(Raw records)
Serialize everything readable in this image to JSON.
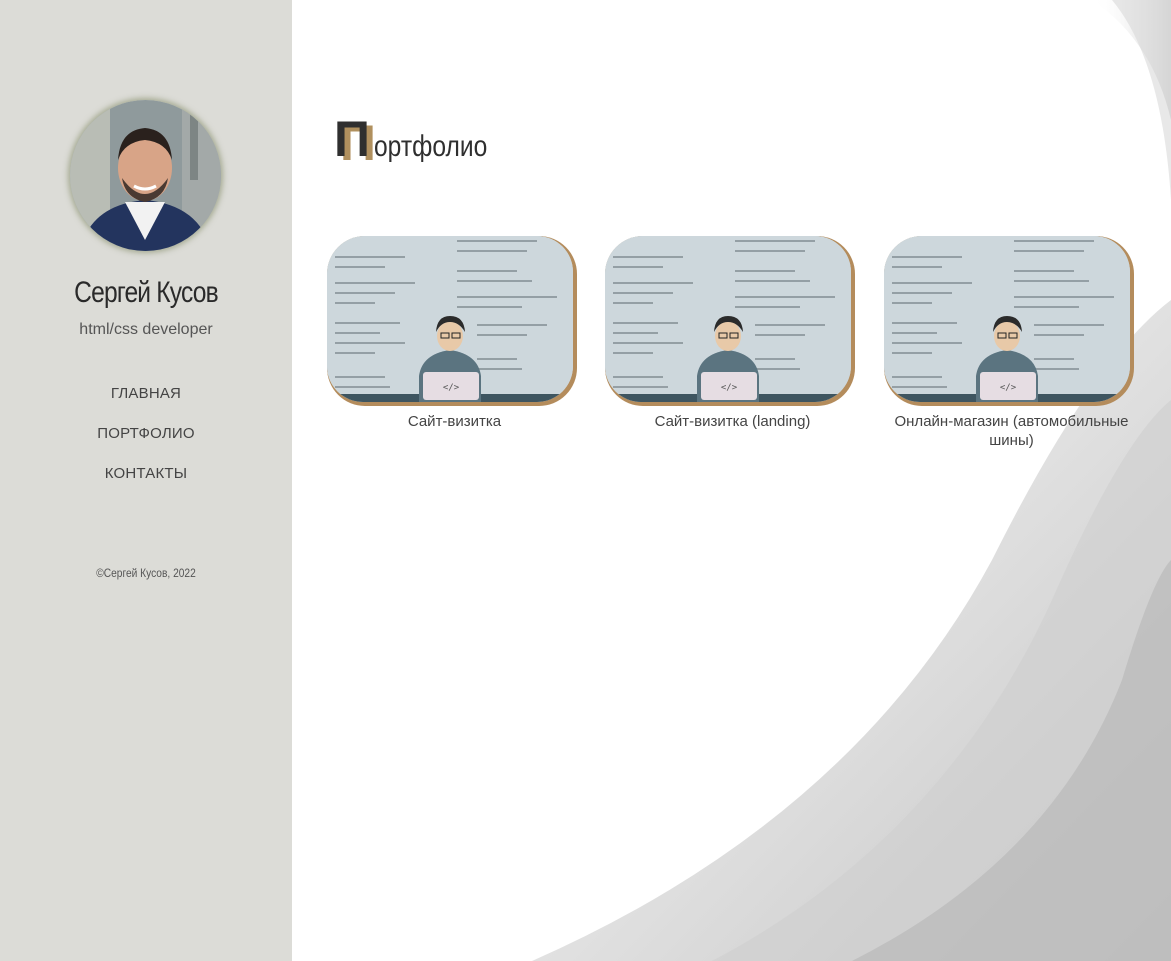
{
  "sidebar": {
    "name": "Сергей Кусов",
    "role": "html/css developer",
    "nav": [
      {
        "label": "ГЛАВНАЯ"
      },
      {
        "label": "ПОРТФОЛИО"
      },
      {
        "label": "КОНТАКТЫ"
      }
    ],
    "copyright": "©Сергей Кусов, 2022"
  },
  "main": {
    "title_cap": "П",
    "title_rest": "ортфолио",
    "cards": [
      {
        "caption": "Сайт-визитка",
        "thumb_label": "</>"
      },
      {
        "caption": "Сайт-визитка (landing)",
        "thumb_label": "</>"
      },
      {
        "caption": "Онлайн-магазин (автомобильные шины)",
        "thumb_label": "</>"
      }
    ]
  },
  "colors": {
    "sidebar_bg": "#dcdcd7",
    "accent": "#b0905e",
    "text_dark": "#2f2f2f"
  }
}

* **TASK TO CARRY OUT**:
Every line of the material is to be quoted exactly, with no pictures carried over.

* **WRITTEN RESPONSE**:
Serialize everything readable in this image to JSON.
{
  "sidebar": {
    "name": "Сергей Кусов",
    "role": "html/css developer",
    "nav": [
      {
        "label": "ГЛАВНАЯ"
      },
      {
        "label": "ПОРТФОЛИО"
      },
      {
        "label": "КОНТАКТЫ"
      }
    ],
    "copyright": "©Сергей Кусов, 2022"
  },
  "main": {
    "title_cap": "П",
    "title_rest": "ортфолио",
    "cards": [
      {
        "caption": "Сайт-визитка",
        "thumb_label": "</>"
      },
      {
        "caption": "Сайт-визитка (landing)",
        "thumb_label": "</>"
      },
      {
        "caption": "Онлайн-магазин (автомобильные шины)",
        "thumb_label": "</>"
      }
    ]
  },
  "colors": {
    "sidebar_bg": "#dcdcd7",
    "accent": "#b0905e",
    "text_dark": "#2f2f2f"
  }
}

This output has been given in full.